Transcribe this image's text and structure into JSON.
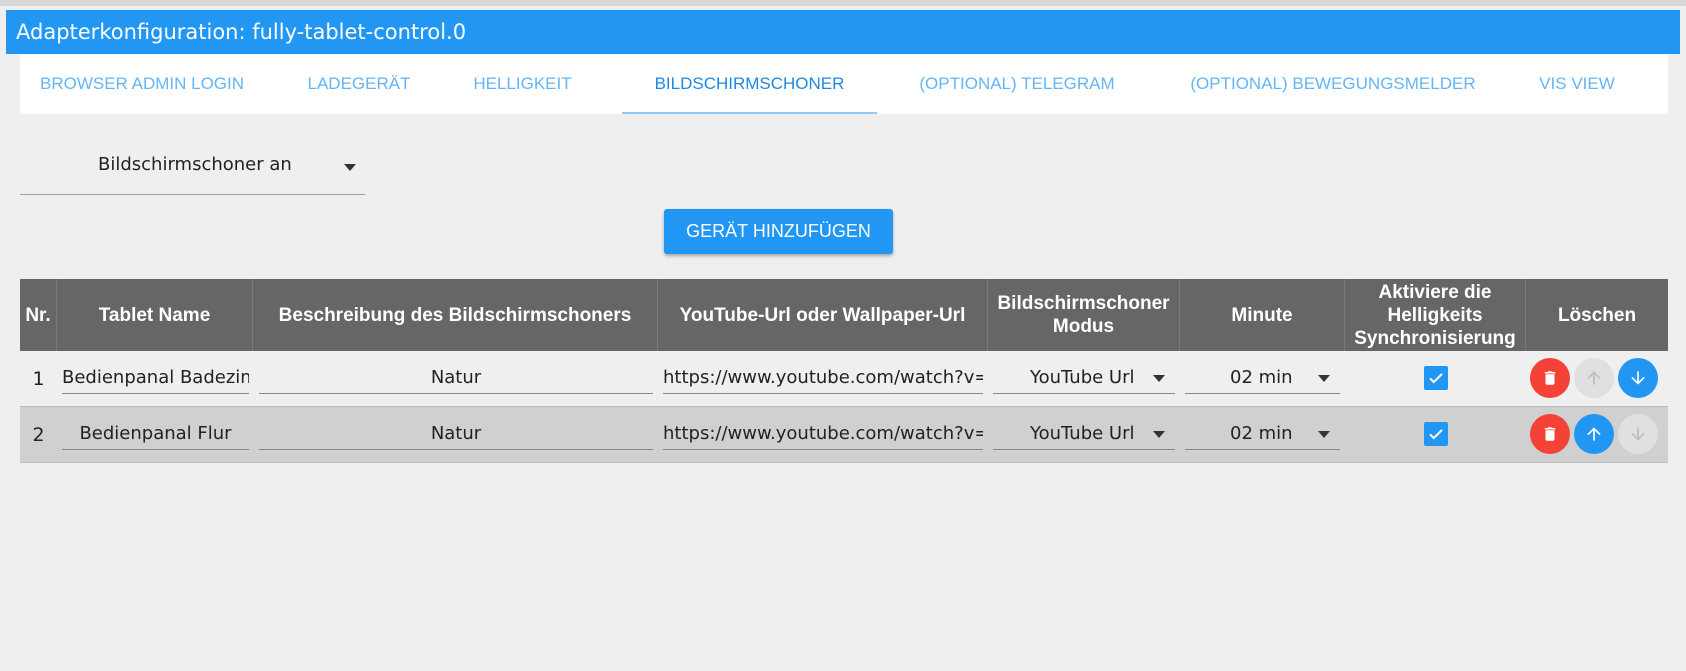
{
  "window": {
    "title": "Adapterkonfiguration: fully-tablet-control.0"
  },
  "tabs": [
    {
      "label": "BROWSER ADMIN LOGIN",
      "active": false
    },
    {
      "label": "LADEGERÄT",
      "active": false
    },
    {
      "label": "HELLIGKEIT",
      "active": false
    },
    {
      "label": "BILDSCHIRMSCHONER",
      "active": true
    },
    {
      "label": "(OPTIONAL) TELEGRAM",
      "active": false
    },
    {
      "label": "(OPTIONAL) BEWEGUNGSMELDER",
      "active": false
    },
    {
      "label": "VIS VIEW",
      "active": false
    }
  ],
  "screensaver_select": {
    "value": "Bildschirmschoner an"
  },
  "add_button": {
    "label": "GERÄT HINZUFÜGEN"
  },
  "table": {
    "headers": {
      "nr": "Nr.",
      "tablet_name": "Tablet Name",
      "description": "Beschreibung des Bildschirmschoners",
      "url": "YouTube-Url oder Wallpaper-Url",
      "mode_line1": "Bildschirmschoner",
      "mode_line2": "Modus",
      "minute": "Minute",
      "sync_line1": "Aktiviere die",
      "sync_line2": "Helligkeits",
      "sync_line3": "Synchronisierung",
      "delete": "Löschen"
    },
    "rows": [
      {
        "nr": "1",
        "tablet_name": "Bedienpanal Badezim",
        "description": "Natur",
        "url": "https://www.youtube.com/watch?v=",
        "mode": "YouTube Url",
        "minute": "02 min",
        "sync_checked": true,
        "up_enabled": false,
        "down_enabled": true
      },
      {
        "nr": "2",
        "tablet_name": "Bedienpanal Flur",
        "description": "Natur",
        "url": "https://www.youtube.com/watch?v=",
        "mode": "YouTube Url",
        "minute": "02 min",
        "sync_checked": true,
        "up_enabled": true,
        "down_enabled": false
      }
    ]
  },
  "colors": {
    "primary": "#2196f3",
    "danger": "#f44336",
    "header_bg": "#666666",
    "disabled": "#e0e0e0"
  },
  "icons": {
    "delete": "trash-icon",
    "move_up": "arrow-up-icon",
    "move_down": "arrow-down-icon",
    "checkbox": "check-icon",
    "dropdown": "caret-down-icon"
  }
}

## Direction
Leave the pictures out and copy the rest of the data exactly.

## Right answer
Transcribe this image's text and structure into JSON.
{
  "window": {
    "title": "Adapterkonfiguration: fully-tablet-control.0"
  },
  "tabs": [
    {
      "label": "BROWSER ADMIN LOGIN",
      "active": false
    },
    {
      "label": "LADEGERÄT",
      "active": false
    },
    {
      "label": "HELLIGKEIT",
      "active": false
    },
    {
      "label": "BILDSCHIRMSCHONER",
      "active": true
    },
    {
      "label": "(OPTIONAL) TELEGRAM",
      "active": false
    },
    {
      "label": "(OPTIONAL) BEWEGUNGSMELDER",
      "active": false
    },
    {
      "label": "VIS VIEW",
      "active": false
    }
  ],
  "screensaver_select": {
    "value": "Bildschirmschoner an"
  },
  "add_button": {
    "label": "GERÄT HINZUFÜGEN"
  },
  "table": {
    "headers": {
      "nr": "Nr.",
      "tablet_name": "Tablet Name",
      "description": "Beschreibung des Bildschirmschoners",
      "url": "YouTube-Url oder Wallpaper-Url",
      "mode_line1": "Bildschirmschoner",
      "mode_line2": "Modus",
      "minute": "Minute",
      "sync_line1": "Aktiviere die",
      "sync_line2": "Helligkeits",
      "sync_line3": "Synchronisierung",
      "delete": "Löschen"
    },
    "rows": [
      {
        "nr": "1",
        "tablet_name": "Bedienpanal Badezim",
        "description": "Natur",
        "url": "https://www.youtube.com/watch?v=",
        "mode": "YouTube Url",
        "minute": "02 min",
        "sync_checked": true,
        "up_enabled": false,
        "down_enabled": true
      },
      {
        "nr": "2",
        "tablet_name": "Bedienpanal Flur",
        "description": "Natur",
        "url": "https://www.youtube.com/watch?v=",
        "mode": "YouTube Url",
        "minute": "02 min",
        "sync_checked": true,
        "up_enabled": true,
        "down_enabled": false
      }
    ]
  },
  "colors": {
    "primary": "#2196f3",
    "danger": "#f44336",
    "header_bg": "#666666",
    "disabled": "#e0e0e0"
  },
  "icons": {
    "delete": "trash-icon",
    "move_up": "arrow-up-icon",
    "move_down": "arrow-down-icon",
    "checkbox": "check-icon",
    "dropdown": "caret-down-icon"
  }
}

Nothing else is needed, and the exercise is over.